**Requirement**
Work out how many lines of the records hold the string "text", and reply with that number alone.

**Dataset content**
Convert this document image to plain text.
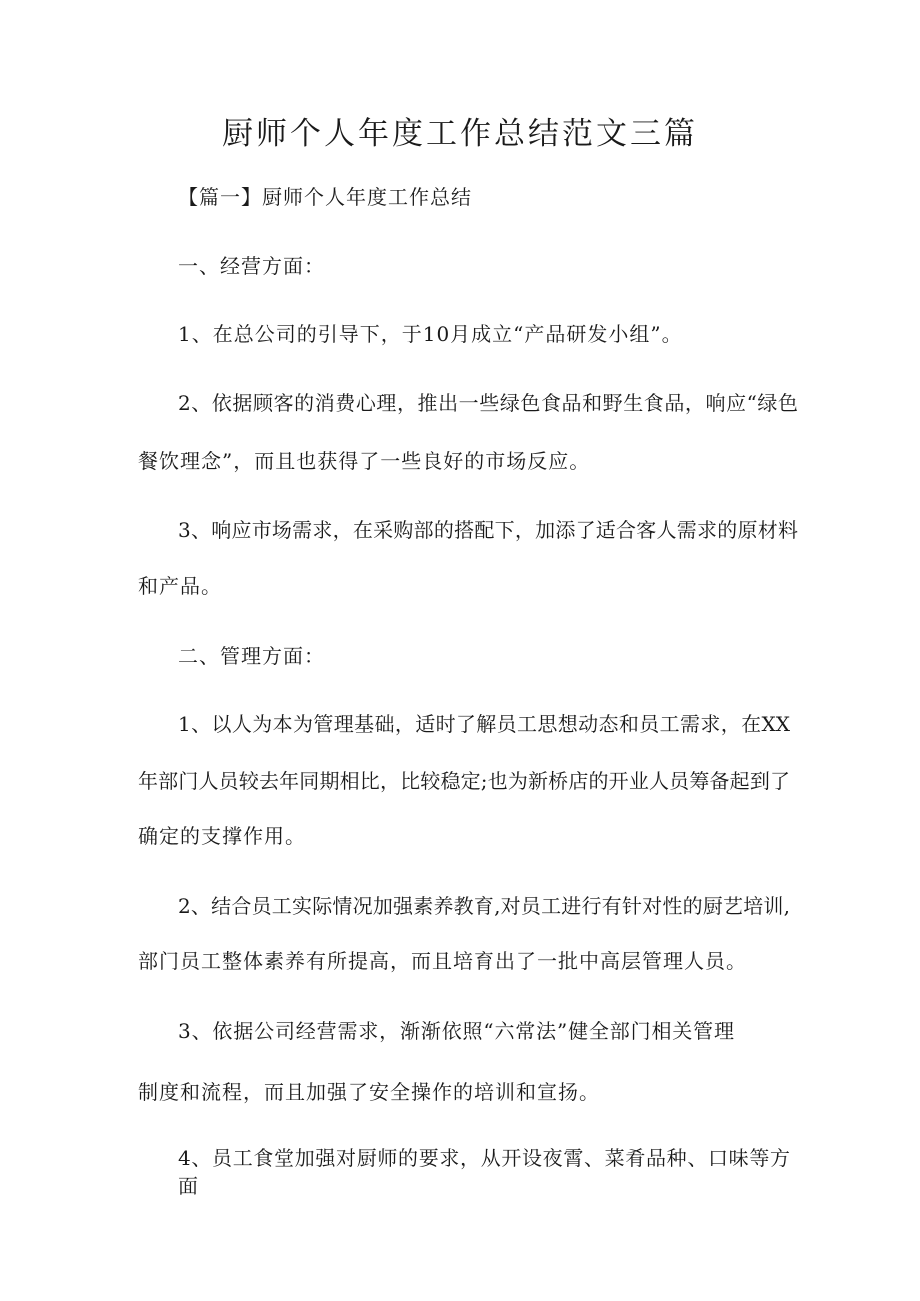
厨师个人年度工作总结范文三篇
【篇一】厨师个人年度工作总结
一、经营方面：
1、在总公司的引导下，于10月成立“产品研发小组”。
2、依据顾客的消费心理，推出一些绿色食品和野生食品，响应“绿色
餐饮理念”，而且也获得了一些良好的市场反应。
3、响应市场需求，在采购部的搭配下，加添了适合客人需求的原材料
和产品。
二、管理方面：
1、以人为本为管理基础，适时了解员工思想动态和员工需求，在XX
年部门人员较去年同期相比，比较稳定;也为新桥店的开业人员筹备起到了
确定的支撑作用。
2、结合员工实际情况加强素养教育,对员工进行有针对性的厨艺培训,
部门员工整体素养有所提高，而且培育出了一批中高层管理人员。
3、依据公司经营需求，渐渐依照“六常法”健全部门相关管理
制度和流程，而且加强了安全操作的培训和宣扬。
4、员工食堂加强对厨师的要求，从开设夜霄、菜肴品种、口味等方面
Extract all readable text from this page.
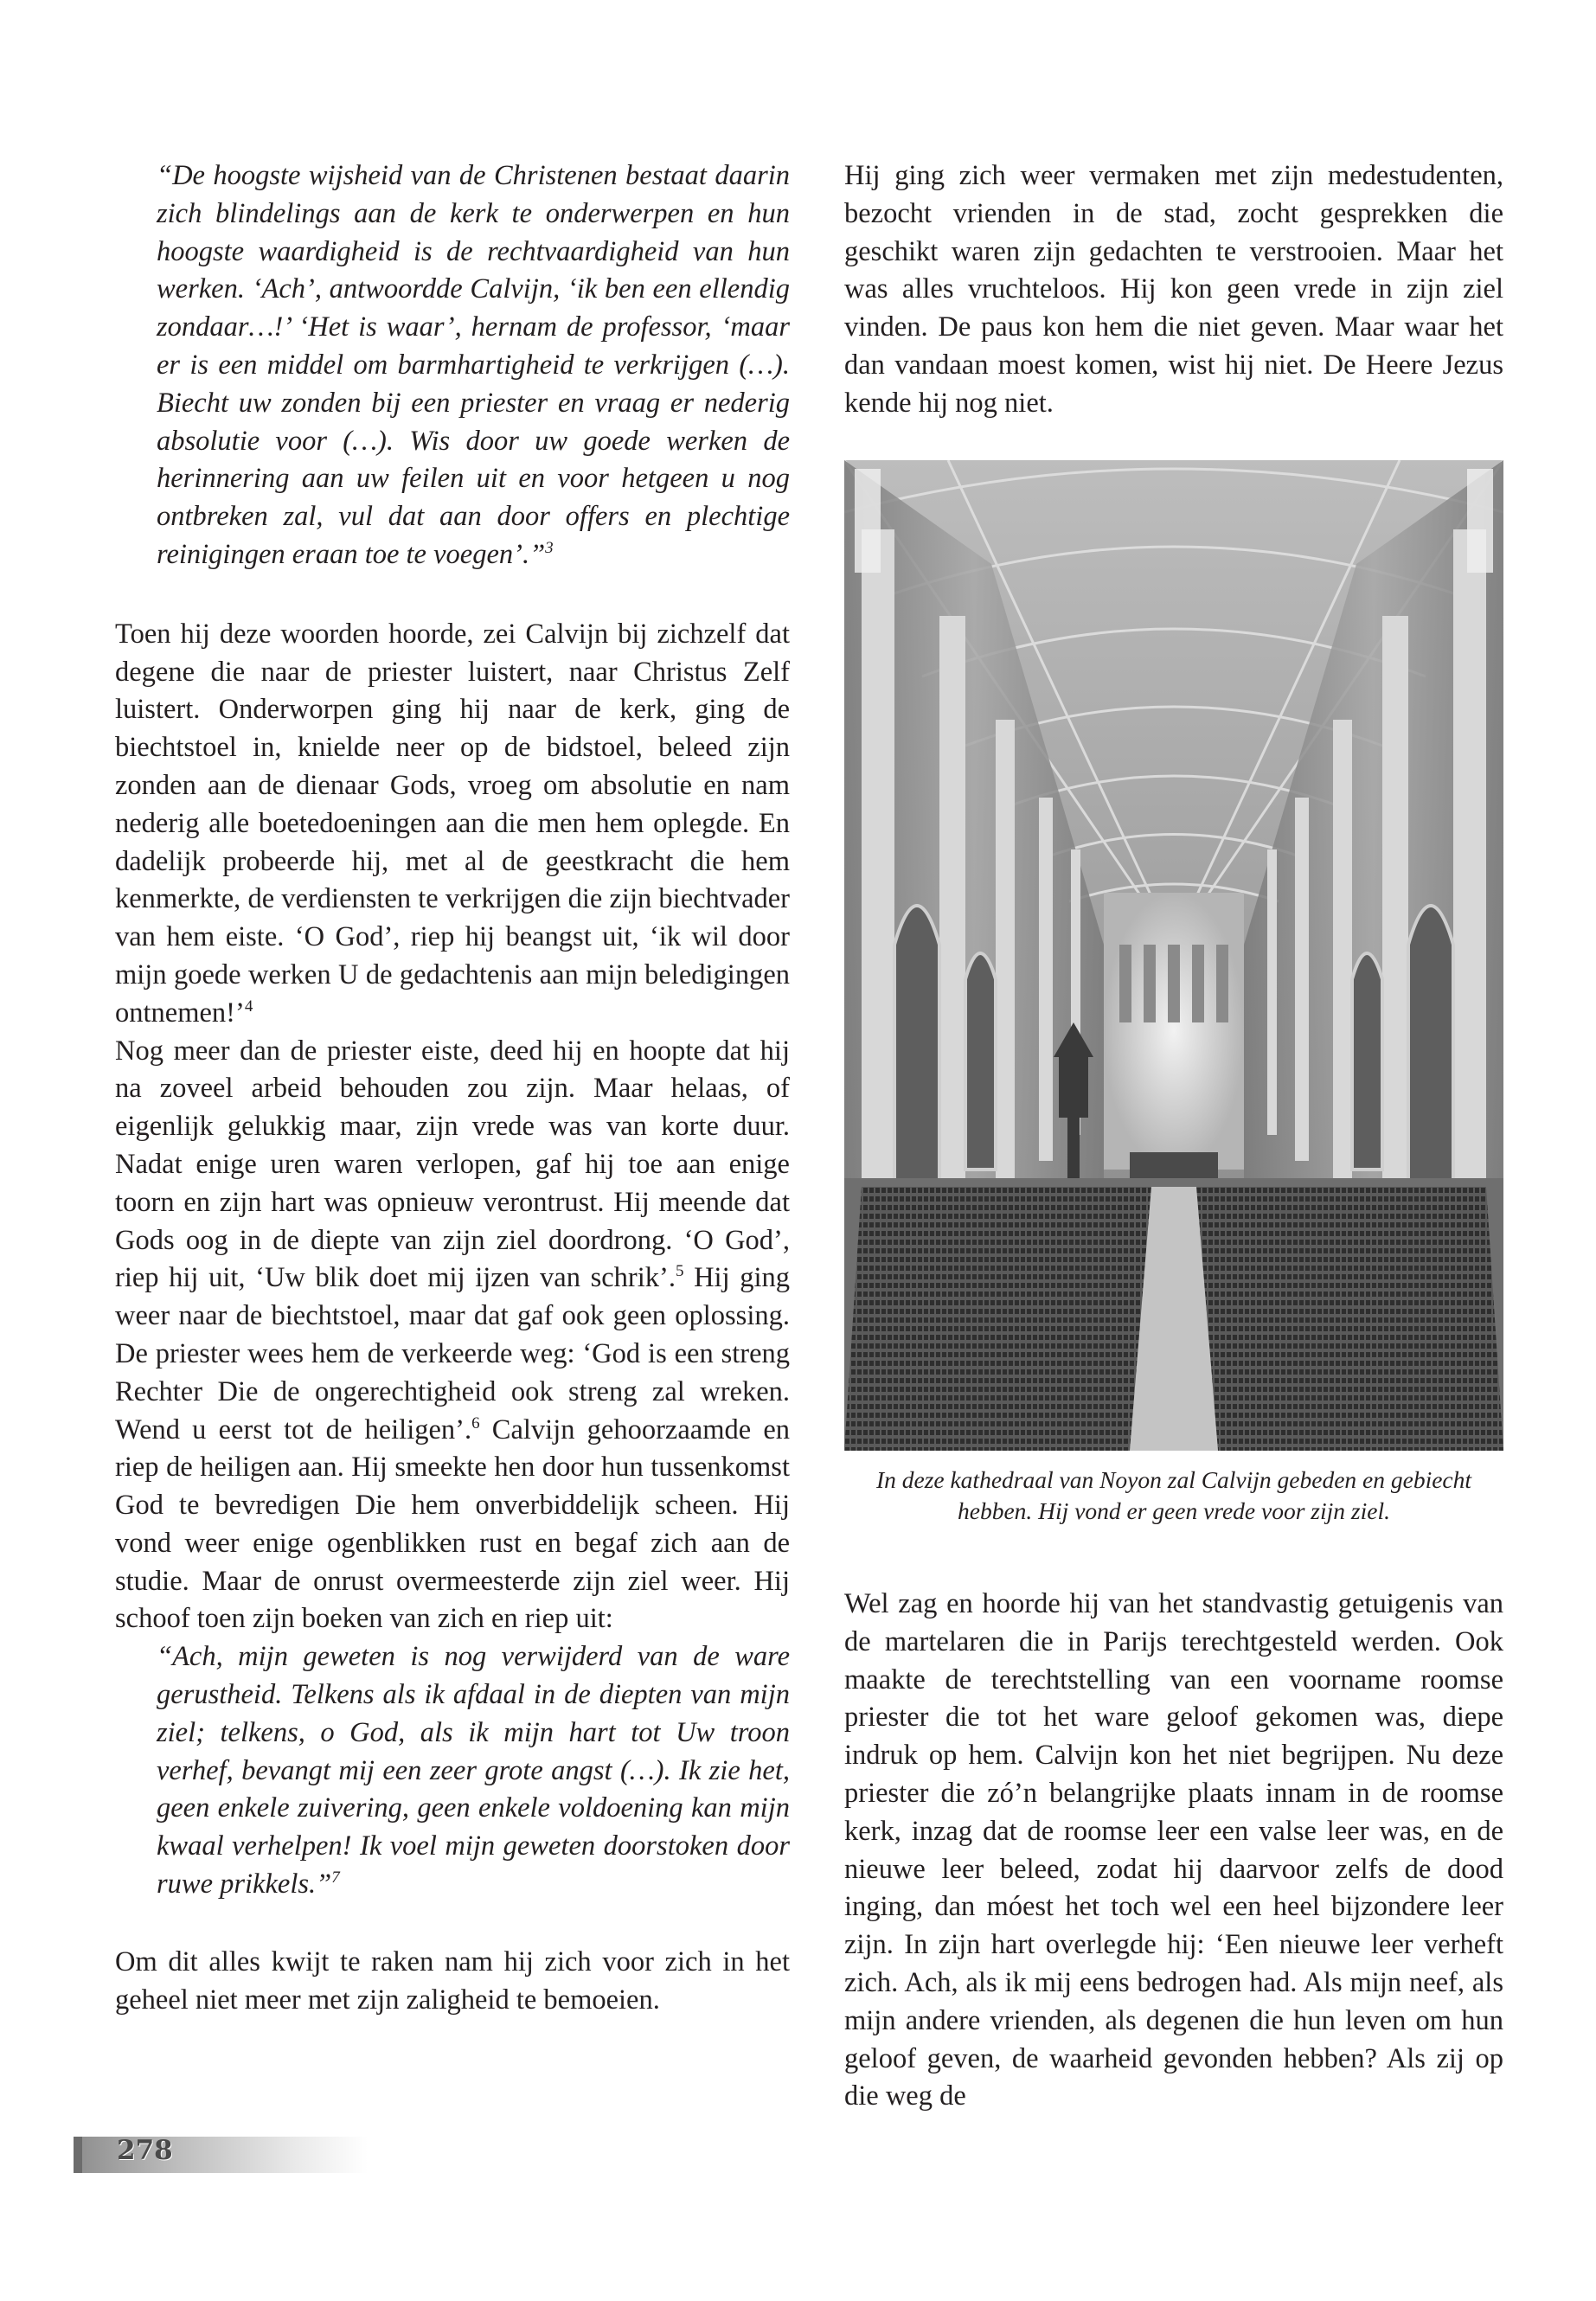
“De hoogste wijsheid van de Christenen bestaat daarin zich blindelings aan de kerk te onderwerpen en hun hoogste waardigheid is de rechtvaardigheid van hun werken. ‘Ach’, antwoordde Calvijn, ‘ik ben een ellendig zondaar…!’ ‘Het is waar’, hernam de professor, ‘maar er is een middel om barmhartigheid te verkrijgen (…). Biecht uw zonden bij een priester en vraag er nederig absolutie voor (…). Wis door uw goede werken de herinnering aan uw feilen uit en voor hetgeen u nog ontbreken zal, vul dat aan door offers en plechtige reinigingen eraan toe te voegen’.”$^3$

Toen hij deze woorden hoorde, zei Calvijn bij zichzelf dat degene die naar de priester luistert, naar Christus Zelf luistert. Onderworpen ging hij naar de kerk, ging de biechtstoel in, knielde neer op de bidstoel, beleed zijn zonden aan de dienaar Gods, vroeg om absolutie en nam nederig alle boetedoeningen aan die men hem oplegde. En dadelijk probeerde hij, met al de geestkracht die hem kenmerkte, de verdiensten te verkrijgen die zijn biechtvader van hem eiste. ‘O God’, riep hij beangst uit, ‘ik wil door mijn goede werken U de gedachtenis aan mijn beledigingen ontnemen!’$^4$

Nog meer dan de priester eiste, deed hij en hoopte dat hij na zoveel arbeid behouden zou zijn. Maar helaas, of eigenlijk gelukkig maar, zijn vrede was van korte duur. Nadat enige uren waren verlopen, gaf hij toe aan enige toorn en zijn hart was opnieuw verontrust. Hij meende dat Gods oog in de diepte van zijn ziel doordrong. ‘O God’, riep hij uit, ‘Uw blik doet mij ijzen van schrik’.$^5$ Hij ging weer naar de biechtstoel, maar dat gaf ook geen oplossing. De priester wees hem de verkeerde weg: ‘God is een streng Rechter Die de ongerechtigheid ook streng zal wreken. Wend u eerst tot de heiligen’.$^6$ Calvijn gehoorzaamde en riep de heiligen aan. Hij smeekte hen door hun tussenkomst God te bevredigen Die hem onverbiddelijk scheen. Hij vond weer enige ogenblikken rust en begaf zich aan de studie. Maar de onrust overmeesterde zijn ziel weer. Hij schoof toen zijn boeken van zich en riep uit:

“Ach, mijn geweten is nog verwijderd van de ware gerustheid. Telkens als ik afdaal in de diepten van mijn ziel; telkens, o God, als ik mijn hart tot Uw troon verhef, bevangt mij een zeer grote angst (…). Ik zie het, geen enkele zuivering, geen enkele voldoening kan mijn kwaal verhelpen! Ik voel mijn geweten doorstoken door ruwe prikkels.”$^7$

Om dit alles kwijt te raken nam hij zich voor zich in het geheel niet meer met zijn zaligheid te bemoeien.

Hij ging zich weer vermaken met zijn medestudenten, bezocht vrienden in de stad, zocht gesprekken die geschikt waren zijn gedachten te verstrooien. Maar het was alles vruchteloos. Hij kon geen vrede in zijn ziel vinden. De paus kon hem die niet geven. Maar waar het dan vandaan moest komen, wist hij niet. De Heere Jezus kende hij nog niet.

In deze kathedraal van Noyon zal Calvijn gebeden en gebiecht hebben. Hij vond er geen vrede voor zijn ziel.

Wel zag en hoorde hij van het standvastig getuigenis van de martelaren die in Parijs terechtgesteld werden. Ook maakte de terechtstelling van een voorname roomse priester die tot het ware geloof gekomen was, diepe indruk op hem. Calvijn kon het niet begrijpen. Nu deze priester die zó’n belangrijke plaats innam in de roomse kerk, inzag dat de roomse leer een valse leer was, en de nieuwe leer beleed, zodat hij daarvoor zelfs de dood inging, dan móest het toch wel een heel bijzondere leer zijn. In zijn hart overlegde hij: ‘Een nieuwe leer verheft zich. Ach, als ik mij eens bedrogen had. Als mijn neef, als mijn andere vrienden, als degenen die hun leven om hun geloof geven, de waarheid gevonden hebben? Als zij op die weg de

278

**Exercise solution**
2